> [Task requirements]: Determine how many lines include the string "hardware". Output that number only.

+--

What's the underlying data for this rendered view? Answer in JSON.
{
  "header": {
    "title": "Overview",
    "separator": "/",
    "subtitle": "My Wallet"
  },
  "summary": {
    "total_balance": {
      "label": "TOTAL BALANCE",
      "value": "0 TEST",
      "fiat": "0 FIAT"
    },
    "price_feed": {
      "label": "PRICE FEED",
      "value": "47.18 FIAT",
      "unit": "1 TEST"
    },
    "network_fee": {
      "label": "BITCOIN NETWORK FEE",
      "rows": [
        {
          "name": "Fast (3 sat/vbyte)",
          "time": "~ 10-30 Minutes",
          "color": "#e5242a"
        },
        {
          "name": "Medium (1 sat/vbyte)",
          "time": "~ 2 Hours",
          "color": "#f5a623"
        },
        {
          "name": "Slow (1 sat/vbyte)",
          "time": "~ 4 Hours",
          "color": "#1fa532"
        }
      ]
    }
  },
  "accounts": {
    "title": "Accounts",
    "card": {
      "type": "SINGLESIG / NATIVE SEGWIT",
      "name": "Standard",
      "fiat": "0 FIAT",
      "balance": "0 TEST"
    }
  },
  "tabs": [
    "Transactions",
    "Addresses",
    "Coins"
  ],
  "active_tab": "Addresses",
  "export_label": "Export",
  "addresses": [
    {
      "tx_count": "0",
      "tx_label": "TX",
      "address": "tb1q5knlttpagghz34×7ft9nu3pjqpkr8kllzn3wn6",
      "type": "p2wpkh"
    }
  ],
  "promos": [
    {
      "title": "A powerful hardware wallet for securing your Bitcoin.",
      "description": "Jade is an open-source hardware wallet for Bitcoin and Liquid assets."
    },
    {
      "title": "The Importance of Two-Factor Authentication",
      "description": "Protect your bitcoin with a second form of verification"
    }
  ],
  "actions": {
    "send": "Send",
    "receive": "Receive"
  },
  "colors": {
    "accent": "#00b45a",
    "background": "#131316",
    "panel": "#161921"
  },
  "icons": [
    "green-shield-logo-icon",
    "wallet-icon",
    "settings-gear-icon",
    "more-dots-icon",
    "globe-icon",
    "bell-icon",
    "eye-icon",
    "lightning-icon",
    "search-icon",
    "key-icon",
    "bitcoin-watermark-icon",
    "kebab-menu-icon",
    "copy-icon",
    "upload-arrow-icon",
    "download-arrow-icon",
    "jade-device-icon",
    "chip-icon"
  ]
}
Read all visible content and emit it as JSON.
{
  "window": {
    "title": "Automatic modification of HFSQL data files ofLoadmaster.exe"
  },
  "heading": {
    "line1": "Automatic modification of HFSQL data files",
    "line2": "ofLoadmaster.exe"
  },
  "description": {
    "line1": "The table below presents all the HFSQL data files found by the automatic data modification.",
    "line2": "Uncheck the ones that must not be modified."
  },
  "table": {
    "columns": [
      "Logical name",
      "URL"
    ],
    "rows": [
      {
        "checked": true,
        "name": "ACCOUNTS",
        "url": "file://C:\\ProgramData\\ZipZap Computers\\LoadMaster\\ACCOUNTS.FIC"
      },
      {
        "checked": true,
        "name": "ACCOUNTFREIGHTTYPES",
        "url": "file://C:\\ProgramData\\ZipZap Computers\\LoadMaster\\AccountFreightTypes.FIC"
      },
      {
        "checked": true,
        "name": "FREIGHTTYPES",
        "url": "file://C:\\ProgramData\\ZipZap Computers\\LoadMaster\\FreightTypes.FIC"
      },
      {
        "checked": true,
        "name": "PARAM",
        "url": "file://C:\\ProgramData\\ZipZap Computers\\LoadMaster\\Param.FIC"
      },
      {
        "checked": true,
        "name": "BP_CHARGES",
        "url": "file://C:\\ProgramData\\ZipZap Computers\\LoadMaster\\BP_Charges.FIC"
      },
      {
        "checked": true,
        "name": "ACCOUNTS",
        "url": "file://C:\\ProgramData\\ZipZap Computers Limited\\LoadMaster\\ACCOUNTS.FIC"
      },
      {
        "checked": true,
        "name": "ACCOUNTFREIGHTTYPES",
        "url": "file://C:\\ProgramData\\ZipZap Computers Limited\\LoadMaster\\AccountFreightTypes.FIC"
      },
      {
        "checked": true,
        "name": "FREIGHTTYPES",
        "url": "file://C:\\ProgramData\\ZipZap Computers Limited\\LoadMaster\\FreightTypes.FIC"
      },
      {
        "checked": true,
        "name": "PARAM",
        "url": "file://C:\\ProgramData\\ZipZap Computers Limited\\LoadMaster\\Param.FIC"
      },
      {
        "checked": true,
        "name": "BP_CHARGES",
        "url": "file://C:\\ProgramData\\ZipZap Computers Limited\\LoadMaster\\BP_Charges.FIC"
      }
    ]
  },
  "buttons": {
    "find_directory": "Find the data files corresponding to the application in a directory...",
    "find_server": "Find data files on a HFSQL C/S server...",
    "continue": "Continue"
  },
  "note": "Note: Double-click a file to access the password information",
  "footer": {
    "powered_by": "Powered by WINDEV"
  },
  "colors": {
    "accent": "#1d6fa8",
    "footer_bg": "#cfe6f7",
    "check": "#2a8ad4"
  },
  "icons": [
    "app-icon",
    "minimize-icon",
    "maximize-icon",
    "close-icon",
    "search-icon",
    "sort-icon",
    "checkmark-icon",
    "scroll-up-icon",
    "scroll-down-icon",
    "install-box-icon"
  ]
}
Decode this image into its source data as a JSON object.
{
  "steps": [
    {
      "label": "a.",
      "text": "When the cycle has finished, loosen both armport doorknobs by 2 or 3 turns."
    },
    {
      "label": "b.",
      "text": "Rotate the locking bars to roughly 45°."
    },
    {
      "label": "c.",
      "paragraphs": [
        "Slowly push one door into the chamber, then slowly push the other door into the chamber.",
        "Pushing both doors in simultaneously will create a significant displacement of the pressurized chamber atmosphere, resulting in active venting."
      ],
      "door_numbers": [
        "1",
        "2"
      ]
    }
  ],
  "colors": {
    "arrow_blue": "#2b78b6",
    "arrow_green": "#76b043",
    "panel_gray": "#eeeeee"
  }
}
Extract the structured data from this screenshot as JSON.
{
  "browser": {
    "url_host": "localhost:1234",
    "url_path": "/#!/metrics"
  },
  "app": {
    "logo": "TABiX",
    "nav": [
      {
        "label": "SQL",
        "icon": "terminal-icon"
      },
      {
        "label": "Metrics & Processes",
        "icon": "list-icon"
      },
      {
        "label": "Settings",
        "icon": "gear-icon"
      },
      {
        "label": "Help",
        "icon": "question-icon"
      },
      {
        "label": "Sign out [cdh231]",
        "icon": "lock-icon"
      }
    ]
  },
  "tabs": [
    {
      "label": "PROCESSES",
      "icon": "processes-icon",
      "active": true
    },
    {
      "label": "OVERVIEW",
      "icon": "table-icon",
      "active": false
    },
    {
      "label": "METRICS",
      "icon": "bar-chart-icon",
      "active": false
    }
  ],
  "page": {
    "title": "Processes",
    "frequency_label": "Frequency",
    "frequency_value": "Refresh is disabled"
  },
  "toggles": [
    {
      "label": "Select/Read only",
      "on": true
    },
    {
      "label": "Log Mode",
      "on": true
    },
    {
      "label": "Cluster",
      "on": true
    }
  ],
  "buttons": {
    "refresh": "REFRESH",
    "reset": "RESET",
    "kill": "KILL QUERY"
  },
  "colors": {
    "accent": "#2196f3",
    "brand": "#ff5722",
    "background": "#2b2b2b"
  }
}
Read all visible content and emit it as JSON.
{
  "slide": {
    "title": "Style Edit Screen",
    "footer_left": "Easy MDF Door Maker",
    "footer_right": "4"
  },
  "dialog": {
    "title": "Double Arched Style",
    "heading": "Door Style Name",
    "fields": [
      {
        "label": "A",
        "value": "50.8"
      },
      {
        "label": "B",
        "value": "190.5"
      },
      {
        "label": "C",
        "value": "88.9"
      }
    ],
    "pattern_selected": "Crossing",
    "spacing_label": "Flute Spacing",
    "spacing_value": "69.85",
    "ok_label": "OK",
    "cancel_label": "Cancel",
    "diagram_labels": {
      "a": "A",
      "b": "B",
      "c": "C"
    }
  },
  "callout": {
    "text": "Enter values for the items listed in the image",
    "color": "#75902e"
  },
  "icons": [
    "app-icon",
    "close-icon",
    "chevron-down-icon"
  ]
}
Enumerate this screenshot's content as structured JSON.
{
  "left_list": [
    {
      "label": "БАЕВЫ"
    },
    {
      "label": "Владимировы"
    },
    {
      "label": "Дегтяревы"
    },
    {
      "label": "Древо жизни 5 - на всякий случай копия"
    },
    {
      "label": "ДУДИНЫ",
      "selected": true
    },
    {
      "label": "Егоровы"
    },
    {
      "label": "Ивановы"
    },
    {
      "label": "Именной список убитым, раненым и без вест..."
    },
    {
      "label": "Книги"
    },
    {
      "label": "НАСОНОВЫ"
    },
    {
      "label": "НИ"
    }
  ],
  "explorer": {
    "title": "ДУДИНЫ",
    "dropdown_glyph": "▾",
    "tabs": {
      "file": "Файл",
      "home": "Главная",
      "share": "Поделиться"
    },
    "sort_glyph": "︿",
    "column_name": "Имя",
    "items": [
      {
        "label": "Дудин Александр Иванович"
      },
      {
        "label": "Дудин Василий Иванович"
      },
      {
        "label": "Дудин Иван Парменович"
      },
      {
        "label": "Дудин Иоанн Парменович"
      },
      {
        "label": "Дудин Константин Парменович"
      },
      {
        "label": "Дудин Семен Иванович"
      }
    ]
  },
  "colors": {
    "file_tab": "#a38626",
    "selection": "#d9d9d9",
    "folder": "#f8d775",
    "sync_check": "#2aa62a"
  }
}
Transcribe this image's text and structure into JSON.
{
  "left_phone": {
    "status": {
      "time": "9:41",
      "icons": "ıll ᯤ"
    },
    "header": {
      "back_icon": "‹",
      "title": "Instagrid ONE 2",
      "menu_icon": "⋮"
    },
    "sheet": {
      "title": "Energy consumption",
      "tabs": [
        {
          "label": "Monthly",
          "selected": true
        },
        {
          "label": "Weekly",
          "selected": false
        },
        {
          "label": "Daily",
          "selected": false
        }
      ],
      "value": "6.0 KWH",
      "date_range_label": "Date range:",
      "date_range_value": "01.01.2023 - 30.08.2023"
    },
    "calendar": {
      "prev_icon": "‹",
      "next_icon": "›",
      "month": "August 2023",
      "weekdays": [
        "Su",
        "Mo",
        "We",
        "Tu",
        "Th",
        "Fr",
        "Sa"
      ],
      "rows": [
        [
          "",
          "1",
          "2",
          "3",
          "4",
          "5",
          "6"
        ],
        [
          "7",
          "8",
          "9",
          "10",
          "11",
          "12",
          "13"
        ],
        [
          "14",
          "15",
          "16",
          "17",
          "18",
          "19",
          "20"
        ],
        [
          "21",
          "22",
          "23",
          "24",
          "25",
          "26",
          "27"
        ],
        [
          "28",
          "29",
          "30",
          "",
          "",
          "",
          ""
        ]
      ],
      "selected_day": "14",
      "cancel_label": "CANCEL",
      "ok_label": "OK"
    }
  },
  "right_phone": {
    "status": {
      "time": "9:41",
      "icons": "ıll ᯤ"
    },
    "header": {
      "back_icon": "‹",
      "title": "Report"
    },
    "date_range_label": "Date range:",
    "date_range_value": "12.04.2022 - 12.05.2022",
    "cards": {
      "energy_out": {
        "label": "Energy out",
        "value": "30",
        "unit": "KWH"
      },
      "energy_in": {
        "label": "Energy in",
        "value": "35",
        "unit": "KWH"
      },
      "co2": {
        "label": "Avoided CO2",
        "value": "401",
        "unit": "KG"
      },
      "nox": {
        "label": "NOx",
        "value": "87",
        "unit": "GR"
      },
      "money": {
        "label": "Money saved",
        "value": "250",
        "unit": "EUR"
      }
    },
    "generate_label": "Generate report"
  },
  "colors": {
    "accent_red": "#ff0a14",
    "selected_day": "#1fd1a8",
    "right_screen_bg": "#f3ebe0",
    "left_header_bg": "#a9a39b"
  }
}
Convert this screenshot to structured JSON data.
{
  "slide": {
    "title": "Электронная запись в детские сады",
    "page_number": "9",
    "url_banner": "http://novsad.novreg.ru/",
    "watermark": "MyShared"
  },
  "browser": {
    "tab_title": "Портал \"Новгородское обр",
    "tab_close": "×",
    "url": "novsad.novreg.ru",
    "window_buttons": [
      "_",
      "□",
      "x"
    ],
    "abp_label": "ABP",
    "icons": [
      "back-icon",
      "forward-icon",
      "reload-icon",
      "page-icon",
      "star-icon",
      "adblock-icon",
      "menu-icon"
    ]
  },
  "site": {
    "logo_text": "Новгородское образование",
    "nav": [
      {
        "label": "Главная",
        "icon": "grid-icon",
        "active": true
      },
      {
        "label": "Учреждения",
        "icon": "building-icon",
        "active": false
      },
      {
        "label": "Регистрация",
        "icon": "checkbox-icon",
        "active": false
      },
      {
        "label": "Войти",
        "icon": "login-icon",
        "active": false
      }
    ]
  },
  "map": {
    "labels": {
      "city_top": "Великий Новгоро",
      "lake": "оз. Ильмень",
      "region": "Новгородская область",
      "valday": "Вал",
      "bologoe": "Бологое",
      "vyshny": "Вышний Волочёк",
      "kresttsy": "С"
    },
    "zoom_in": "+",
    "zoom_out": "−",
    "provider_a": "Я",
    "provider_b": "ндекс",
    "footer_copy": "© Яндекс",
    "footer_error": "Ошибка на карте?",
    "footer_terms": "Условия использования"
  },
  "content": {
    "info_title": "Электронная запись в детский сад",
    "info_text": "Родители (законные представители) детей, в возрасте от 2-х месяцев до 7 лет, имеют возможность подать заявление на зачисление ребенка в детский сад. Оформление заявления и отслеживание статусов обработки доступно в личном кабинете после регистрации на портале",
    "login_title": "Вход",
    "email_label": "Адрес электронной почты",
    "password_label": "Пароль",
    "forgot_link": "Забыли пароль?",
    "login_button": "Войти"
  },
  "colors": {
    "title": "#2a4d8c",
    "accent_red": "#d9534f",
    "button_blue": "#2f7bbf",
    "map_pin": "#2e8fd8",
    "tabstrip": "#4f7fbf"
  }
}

+--

> [Exercise solution]: 2